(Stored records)
· · · · · · ·

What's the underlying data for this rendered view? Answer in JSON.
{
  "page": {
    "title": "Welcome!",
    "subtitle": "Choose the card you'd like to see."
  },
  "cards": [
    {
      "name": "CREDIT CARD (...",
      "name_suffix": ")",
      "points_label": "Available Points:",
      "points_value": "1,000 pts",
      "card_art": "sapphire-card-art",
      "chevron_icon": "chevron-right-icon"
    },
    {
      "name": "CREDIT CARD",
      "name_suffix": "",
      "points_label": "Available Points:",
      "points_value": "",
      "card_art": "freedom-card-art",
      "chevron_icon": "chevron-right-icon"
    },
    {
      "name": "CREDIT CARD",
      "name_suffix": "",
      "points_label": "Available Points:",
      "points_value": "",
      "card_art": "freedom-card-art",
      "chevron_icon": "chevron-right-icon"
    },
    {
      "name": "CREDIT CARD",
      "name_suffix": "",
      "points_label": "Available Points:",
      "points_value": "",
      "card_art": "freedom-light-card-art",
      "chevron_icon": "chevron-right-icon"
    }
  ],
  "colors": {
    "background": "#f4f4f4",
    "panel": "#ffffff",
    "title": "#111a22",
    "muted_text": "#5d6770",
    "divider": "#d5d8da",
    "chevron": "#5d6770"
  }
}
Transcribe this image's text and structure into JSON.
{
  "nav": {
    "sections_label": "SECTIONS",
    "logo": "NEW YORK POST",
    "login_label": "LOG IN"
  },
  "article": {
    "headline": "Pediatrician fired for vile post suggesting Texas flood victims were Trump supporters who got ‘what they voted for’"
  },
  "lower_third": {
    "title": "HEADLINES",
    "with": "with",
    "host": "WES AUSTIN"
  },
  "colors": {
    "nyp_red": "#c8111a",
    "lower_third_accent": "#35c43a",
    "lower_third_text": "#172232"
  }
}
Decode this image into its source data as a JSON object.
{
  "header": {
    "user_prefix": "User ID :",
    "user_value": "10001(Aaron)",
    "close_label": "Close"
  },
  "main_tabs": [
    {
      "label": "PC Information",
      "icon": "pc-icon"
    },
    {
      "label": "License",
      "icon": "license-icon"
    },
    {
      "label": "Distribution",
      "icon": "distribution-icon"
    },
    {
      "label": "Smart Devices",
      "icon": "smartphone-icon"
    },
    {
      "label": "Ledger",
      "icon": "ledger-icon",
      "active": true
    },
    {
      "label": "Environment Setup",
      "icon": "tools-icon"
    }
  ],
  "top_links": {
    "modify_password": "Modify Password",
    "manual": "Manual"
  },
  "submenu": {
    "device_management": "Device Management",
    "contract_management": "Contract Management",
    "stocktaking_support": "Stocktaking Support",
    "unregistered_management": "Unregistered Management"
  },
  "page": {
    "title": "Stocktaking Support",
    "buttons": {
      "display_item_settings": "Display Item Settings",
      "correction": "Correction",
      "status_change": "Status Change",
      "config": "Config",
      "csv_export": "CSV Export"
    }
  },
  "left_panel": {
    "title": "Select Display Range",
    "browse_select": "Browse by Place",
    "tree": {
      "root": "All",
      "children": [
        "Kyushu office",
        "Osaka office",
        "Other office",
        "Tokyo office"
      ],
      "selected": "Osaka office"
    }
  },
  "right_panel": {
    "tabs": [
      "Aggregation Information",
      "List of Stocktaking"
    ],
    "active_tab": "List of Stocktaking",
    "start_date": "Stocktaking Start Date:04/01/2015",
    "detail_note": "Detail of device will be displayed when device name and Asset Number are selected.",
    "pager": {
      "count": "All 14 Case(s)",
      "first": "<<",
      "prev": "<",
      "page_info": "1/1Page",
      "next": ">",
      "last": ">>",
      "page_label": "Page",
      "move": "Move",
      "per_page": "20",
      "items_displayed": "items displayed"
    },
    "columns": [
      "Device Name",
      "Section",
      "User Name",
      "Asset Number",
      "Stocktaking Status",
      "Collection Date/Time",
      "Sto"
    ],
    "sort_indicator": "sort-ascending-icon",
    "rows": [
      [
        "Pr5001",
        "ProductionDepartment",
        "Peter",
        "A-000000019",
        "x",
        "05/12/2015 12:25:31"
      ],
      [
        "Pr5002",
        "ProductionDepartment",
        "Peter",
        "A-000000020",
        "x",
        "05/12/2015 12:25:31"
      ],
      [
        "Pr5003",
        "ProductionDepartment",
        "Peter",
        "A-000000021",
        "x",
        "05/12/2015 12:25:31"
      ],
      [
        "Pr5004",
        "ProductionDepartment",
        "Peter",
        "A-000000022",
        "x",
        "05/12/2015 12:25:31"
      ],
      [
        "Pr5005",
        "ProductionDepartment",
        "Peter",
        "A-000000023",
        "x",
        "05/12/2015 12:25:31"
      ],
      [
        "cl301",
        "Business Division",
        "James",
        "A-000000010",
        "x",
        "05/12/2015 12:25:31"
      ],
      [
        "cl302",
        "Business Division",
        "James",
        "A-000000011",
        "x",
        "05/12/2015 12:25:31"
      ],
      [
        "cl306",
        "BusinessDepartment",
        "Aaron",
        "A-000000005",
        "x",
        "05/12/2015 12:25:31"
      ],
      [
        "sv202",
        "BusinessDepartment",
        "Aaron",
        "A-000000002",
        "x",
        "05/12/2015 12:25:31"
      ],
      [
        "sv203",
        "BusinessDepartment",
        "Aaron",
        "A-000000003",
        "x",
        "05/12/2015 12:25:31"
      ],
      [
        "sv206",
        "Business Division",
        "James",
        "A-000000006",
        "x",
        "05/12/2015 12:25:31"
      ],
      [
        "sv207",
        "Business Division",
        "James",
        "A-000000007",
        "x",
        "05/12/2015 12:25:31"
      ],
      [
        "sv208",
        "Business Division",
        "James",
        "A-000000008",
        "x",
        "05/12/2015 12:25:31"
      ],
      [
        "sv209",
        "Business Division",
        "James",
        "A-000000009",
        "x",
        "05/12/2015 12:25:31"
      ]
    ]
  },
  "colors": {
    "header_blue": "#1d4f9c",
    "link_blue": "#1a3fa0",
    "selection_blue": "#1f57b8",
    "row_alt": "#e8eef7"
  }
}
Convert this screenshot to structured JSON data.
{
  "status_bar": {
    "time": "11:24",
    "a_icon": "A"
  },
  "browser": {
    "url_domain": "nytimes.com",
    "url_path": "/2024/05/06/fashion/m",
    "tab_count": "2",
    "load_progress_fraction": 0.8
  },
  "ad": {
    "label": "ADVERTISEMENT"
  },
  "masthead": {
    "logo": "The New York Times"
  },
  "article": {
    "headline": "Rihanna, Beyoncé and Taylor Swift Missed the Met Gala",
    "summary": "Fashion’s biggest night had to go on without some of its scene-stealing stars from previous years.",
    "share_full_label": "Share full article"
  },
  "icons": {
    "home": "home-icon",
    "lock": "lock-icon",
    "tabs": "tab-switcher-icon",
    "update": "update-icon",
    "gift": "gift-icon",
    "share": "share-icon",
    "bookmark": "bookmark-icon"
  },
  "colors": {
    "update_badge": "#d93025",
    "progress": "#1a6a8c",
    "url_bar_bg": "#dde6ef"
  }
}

· · · · · · ·

Go through the data and return every record exactly.

#### [REPLY]
What's the underlying data for this rendered view? Answer in JSON.
{
  "page": {
    "title": "Welcome!",
    "subtitle": "Choose the card you'd like to see."
  },
  "cards": [
    {
      "name": "CREDIT CARD (...",
      "name_suffix": ")",
      "points_label": "Available Points:",
      "points_value": "1,000 pts",
      "card_art": "sapphire-card-art",
      "chevron_icon": "chevron-right-icon"
    },
    {
      "name": "CREDIT CARD",
      "name_suffix": "",
      "points_label": "Available Points:",
      "points_value": "",
      "card_art": "freedom-card-art",
      "chevron_icon": "chevron-right-icon"
    },
    {
      "name": "CREDIT CARD",
      "name_suffix": "",
      "points_label": "Available Points:",
      "points_value": "",
      "card_art": "freedom-card-art",
      "chevron_icon": "chevron-right-icon"
    },
    {
      "name": "CREDIT CARD",
      "name_suffix": "",
      "points_label": "Available Points:",
      "points_value": "",
      "card_art": "freedom-light-card-art",
      "chevron_icon": "chevron-right-icon"
    }
  ],
  "colors": {
    "background": "#f4f4f4",
    "panel": "#ffffff",
    "title": "#111a22",
    "muted_text": "#5d6770",
    "divider": "#d5d8da",
    "chevron": "#5d6770"
  }
}
Transcribe this image's text and structure into JSON.
{
  "nav": {
    "sections_label": "SECTIONS",
    "logo": "NEW YORK POST",
    "login_label": "LOG IN"
  },
  "article": {
    "headline": "Pediatrician fired for vile post suggesting Texas flood victims were Trump supporters who got ‘what they voted for’"
  },
  "lower_third": {
    "title": "HEADLINES",
    "with": "with",
    "host": "WES AUSTIN"
  },
  "colors": {
    "nyp_red": "#c8111a",
    "lower_third_accent": "#35c43a",
    "lower_third_text": "#172232"
  }
}
Decode this image into its source data as a JSON object.
{
  "header": {
    "user_prefix": "User ID :",
    "user_value": "10001(Aaron)",
    "close_label": "Close"
  },
  "main_tabs": [
    {
      "label": "PC Information",
      "icon": "pc-icon"
    },
    {
      "label": "License",
      "icon": "license-icon"
    },
    {
      "label": "Distribution",
      "icon": "distribution-icon"
    },
    {
      "label": "Smart Devices",
      "icon": "smartphone-icon"
    },
    {
      "label": "Ledger",
      "icon": "ledger-icon",
      "active": true
    },
    {
      "label": "Environment Setup",
      "icon": "tools-icon"
    }
  ],
  "top_links": {
    "modify_password": "Modify Password",
    "manual": "Manual"
  },
  "submenu": {
    "device_management": "Device Management",
    "contract_management": "Contract Management",
    "stocktaking_support": "Stocktaking Support",
    "unregistered_management": "Unregistered Management"
  },
  "page": {
    "title": "Stocktaking Support",
    "buttons": {
      "display_item_settings": "Display Item Settings",
      "correction": "Correction",
      "status_change": "Status Change",
      "config": "Config",
      "csv_export": "CSV Export"
    }
  },
  "left_panel": {
    "title": "Select Display Range",
    "browse_select": "Browse by Place",
    "tree": {
      "root": "All",
      "children": [
        "Kyushu office",
        "Osaka office",
        "Other office",
        "Tokyo office"
      ],
      "selected": "Osaka office"
    }
  },
  "right_panel": {
    "tabs": [
      "Aggregation Information",
      "List of Stocktaking"
    ],
    "active_tab": "List of Stocktaking",
    "start_date": "Stocktaking Start Date:04/01/2015",
    "detail_note": "Detail of device will be displayed when device name and Asset Number are selected.",
    "pager": {
      "count": "All 14 Case(s)",
      "first": "<<",
      "prev": "<",
      "page_info": "1/1Page",
      "next": ">",
      "last": ">>",
      "page_label": "Page",
      "move": "Move",
      "per_page": "20",
      "items_displayed": "items displayed"
    },
    "columns": [
      "Device Name",
      "Section",
      "User Name",
      "Asset Number",
      "Stocktaking Status",
      "Collection Date/Time",
      "Sto"
    ],
    "sort_indicator": "sort-ascending-icon",
    "rows": [
      [
        "Pr5001",
        "ProductionDepartment",
        "Peter",
        "A-000000019",
        "x",
        "05/12/2015 12:25:31"
      ],
      [
        "Pr5002",
        "ProductionDepartment",
        "Peter",
        "A-000000020",
        "x",
        "05/12/2015 12:25:31"
      ],
      [
        "Pr5003",
        "ProductionDepartment",
        "Peter",
        "A-000000021",
        "x",
        "05/12/2015 12:25:31"
      ],
      [
        "Pr5004",
        "ProductionDepartment",
        "Peter",
        "A-000000022",
        "x",
        "05/12/2015 12:25:31"
      ],
      [
        "Pr5005",
        "ProductionDepartment",
        "Peter",
        "A-000000023",
        "x",
        "05/12/2015 12:25:31"
      ],
      [
        "cl301",
        "Business Division",
        "James",
        "A-000000010",
        "x",
        "05/12/2015 12:25:31"
      ],
      [
        "cl302",
        "Business Division",
        "James",
        "A-000000011",
        "x",
        "05/12/2015 12:25:31"
      ],
      [
        "cl306",
        "BusinessDepartment",
        "Aaron",
        "A-000000005",
        "x",
        "05/12/2015 12:25:31"
      ],
      [
        "sv202",
        "BusinessDepartment",
        "Aaron",
        "A-000000002",
        "x",
        "05/12/2015 12:25:31"
      ],
      [
        "sv203",
        "BusinessDepartment",
        "Aaron",
        "A-000000003",
        "x",
        "05/12/2015 12:25:31"
      ],
      [
        "sv206",
        "Business Division",
        "James",
        "A-000000006",
        "x",
        "05/12/2015 12:25:31"
      ],
      [
        "sv207",
        "Business Division",
        "James",
        "A-000000007",
        "x",
        "05/12/2015 12:25:31"
      ],
      [
        "sv208",
        "Business Division",
        "James",
        "A-000000008",
        "x",
        "05/12/2015 12:25:31"
      ],
      [
        "sv209",
        "Business Division",
        "James",
        "A-000000009",
        "x",
        "05/12/2015 12:25:31"
      ]
    ]
  },
  "colors": {
    "header_blue": "#1d4f9c",
    "link_blue": "#1a3fa0",
    "selection_blue": "#1f57b8",
    "row_alt": "#e8eef7"
  }
}
Convert this screenshot to structured JSON data.
{
  "status_bar": {
    "time": "11:24",
    "a_icon": "A"
  },
  "browser": {
    "url_domain": "nytimes.com",
    "url_path": "/2024/05/06/fashion/m",
    "tab_count": "2",
    "load_progress_fraction": 0.8
  },
  "ad": {
    "label": "ADVERTISEMENT"
  },
  "masthead": {
    "logo": "The New York Times"
  },
  "article": {
    "headline": "Rihanna, Beyoncé and Taylor Swift Missed the Met Gala",
    "summary": "Fashion’s biggest night had to go on without some of its scene-stealing stars from previous years.",
    "share_full_label": "Share full article"
  },
  "icons": {
    "home": "home-icon",
    "lock": "lock-icon",
    "tabs": "tab-switcher-icon",
    "update": "update-icon",
    "gift": "gift-icon",
    "share": "share-icon",
    "bookmark": "bookmark-icon"
  },
  "colors": {
    "update_badge": "#d93025",
    "progress": "#1a6a8c",
    "url_bar_bg": "#dde6ef"
  }
}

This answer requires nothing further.